[Data excerpts]
┄┄┄┄┄┄┄┄┄┄

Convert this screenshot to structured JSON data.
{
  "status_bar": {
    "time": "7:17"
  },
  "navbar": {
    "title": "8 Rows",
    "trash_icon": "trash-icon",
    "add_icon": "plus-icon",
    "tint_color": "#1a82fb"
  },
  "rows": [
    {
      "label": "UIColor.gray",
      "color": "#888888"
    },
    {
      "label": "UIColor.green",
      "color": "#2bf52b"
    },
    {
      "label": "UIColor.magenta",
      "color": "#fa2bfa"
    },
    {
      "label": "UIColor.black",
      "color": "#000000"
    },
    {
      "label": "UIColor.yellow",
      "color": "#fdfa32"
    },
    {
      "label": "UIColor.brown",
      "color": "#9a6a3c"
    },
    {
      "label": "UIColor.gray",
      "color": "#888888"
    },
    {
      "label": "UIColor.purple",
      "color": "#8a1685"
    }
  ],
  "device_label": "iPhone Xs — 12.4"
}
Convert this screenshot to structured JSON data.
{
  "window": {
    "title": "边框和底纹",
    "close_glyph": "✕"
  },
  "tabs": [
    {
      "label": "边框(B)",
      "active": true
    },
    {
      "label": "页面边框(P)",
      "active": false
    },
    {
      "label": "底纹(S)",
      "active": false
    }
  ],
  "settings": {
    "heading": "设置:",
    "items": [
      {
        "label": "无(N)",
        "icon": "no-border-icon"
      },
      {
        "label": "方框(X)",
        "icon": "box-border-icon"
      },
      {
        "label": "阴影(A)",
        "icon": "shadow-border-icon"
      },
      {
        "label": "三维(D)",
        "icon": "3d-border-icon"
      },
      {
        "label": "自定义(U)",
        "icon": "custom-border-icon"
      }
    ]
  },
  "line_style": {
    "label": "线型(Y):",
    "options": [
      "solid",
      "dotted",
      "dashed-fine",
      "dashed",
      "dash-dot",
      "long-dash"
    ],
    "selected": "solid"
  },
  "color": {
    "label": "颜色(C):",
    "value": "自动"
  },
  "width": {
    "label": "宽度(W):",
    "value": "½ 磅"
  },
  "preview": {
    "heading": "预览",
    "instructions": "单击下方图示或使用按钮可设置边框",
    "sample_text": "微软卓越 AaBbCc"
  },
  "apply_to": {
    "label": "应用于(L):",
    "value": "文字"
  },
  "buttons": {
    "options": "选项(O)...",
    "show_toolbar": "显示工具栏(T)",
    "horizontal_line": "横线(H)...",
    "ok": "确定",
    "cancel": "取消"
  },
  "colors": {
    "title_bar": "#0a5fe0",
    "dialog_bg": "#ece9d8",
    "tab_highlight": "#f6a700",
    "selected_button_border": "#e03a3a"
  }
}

┄┄┄┄┄┄┄┄┄┄

__PROBLEM TO WORK ON__
Reproduce each entry word for word.

__EXERCISE SOLUTION__
Convert this screenshot to structured JSON data.
{
  "status_bar": {
    "time": "7:17"
  },
  "navbar": {
    "title": "8 Rows",
    "trash_icon": "trash-icon",
    "add_icon": "plus-icon",
    "tint_color": "#1a82fb"
  },
  "rows": [
    {
      "label": "UIColor.gray",
      "color": "#888888"
    },
    {
      "label": "UIColor.green",
      "color": "#2bf52b"
    },
    {
      "label": "UIColor.magenta",
      "color": "#fa2bfa"
    },
    {
      "label": "UIColor.black",
      "color": "#000000"
    },
    {
      "label": "UIColor.yellow",
      "color": "#fdfa32"
    },
    {
      "label": "UIColor.brown",
      "color": "#9a6a3c"
    },
    {
      "label": "UIColor.gray",
      "color": "#888888"
    },
    {
      "label": "UIColor.purple",
      "color": "#8a1685"
    }
  ],
  "device_label": "iPhone Xs — 12.4"
}
Convert this screenshot to structured JSON data.
{
  "window": {
    "title": "边框和底纹",
    "close_glyph": "✕"
  },
  "tabs": [
    {
      "label": "边框(B)",
      "active": true
    },
    {
      "label": "页面边框(P)",
      "active": false
    },
    {
      "label": "底纹(S)",
      "active": false
    }
  ],
  "settings": {
    "heading": "设置:",
    "items": [
      {
        "label": "无(N)",
        "icon": "no-border-icon"
      },
      {
        "label": "方框(X)",
        "icon": "box-border-icon"
      },
      {
        "label": "阴影(A)",
        "icon": "shadow-border-icon"
      },
      {
        "label": "三维(D)",
        "icon": "3d-border-icon"
      },
      {
        "label": "自定义(U)",
        "icon": "custom-border-icon"
      }
    ]
  },
  "line_style": {
    "label": "线型(Y):",
    "options": [
      "solid",
      "dotted",
      "dashed-fine",
      "dashed",
      "dash-dot",
      "long-dash"
    ],
    "selected": "solid"
  },
  "color": {
    "label": "颜色(C):",
    "value": "自动"
  },
  "width": {
    "label": "宽度(W):",
    "value": "½ 磅"
  },
  "preview": {
    "heading": "预览",
    "instructions": "单击下方图示或使用按钮可设置边框",
    "sample_text": "微软卓越 AaBbCc"
  },
  "apply_to": {
    "label": "应用于(L):",
    "value": "文字"
  },
  "buttons": {
    "options": "选项(O)...",
    "show_toolbar": "显示工具栏(T)",
    "horizontal_line": "横线(H)...",
    "ok": "确定",
    "cancel": "取消"
  },
  "colors": {
    "title_bar": "#0a5fe0",
    "dialog_bg": "#ece9d8",
    "tab_highlight": "#f6a700",
    "selected_button_border": "#e03a3a"
  }
}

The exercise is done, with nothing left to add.